▸ **WHAT THE EXERCISE ASKS**:
Look through the records below, and copy out every line that holds the string "text".

▸ **DATA LINES**:
>> start

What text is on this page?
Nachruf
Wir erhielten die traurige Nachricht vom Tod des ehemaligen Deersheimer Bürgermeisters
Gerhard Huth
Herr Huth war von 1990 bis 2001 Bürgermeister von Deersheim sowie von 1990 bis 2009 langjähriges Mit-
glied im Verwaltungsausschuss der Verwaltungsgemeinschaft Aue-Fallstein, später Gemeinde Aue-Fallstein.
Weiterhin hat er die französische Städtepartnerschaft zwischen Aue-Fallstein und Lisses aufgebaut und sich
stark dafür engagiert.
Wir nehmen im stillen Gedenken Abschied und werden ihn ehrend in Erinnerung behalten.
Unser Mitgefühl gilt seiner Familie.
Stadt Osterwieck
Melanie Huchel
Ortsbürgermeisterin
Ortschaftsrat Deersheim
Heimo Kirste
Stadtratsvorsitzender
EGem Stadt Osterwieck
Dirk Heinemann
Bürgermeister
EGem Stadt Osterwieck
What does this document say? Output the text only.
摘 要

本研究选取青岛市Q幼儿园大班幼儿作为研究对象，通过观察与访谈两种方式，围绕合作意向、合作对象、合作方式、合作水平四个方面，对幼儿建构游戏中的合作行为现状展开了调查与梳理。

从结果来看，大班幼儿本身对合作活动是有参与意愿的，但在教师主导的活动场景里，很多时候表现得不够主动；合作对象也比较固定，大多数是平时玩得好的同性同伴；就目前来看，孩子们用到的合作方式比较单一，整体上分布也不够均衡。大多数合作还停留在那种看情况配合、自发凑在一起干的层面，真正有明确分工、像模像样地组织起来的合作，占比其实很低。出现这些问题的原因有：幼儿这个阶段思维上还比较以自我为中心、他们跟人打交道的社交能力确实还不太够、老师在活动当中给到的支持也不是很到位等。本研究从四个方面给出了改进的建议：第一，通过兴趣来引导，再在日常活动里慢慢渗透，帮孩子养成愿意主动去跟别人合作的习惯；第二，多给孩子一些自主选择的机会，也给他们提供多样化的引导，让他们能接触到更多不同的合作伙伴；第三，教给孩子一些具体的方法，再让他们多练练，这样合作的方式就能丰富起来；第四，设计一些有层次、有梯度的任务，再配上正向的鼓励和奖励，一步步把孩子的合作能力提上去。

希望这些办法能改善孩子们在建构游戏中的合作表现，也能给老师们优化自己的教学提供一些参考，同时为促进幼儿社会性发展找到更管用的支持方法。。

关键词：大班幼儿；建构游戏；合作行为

>> end

▸ **ANSWER**:
What text is on this page?
What does this document say? Output the text only.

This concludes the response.